(Data extracted from a collection)

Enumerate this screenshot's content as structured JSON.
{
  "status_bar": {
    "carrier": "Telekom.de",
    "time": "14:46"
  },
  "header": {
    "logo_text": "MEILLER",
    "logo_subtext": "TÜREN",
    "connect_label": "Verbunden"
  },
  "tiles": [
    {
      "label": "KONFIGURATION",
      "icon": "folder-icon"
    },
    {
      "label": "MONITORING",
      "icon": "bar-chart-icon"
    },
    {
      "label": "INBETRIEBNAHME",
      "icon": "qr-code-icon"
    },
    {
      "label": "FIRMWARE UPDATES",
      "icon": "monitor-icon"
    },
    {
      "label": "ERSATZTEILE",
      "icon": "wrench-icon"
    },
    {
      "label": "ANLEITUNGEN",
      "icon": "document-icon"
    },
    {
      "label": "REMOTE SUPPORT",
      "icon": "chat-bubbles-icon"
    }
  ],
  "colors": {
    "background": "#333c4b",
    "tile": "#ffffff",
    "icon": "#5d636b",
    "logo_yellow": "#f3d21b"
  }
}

◆ WHAT TO WORK ON
Here, the records must be output exactly and in full.

◆ EXPECTED ANSWER
Enumerate this screenshot's content as structured JSON.
{
  "status_bar": {
    "carrier": "Telekom.de",
    "time": "14:46"
  },
  "header": {
    "logo_text": "MEILLER",
    "logo_subtext": "TÜREN",
    "connect_label": "Verbunden"
  },
  "tiles": [
    {
      "label": "KONFIGURATION",
      "icon": "folder-icon"
    },
    {
      "label": "MONITORING",
      "icon": "bar-chart-icon"
    },
    {
      "label": "INBETRIEBNAHME",
      "icon": "qr-code-icon"
    },
    {
      "label": "FIRMWARE UPDATES",
      "icon": "monitor-icon"
    },
    {
      "label": "ERSATZTEILE",
      "icon": "wrench-icon"
    },
    {
      "label": "ANLEITUNGEN",
      "icon": "document-icon"
    },
    {
      "label": "REMOTE SUPPORT",
      "icon": "chat-bubbles-icon"
    }
  ],
  "colors": {
    "background": "#333c4b",
    "tile": "#ffffff",
    "icon": "#5d636b",
    "logo_yellow": "#f3d21b"
  }
}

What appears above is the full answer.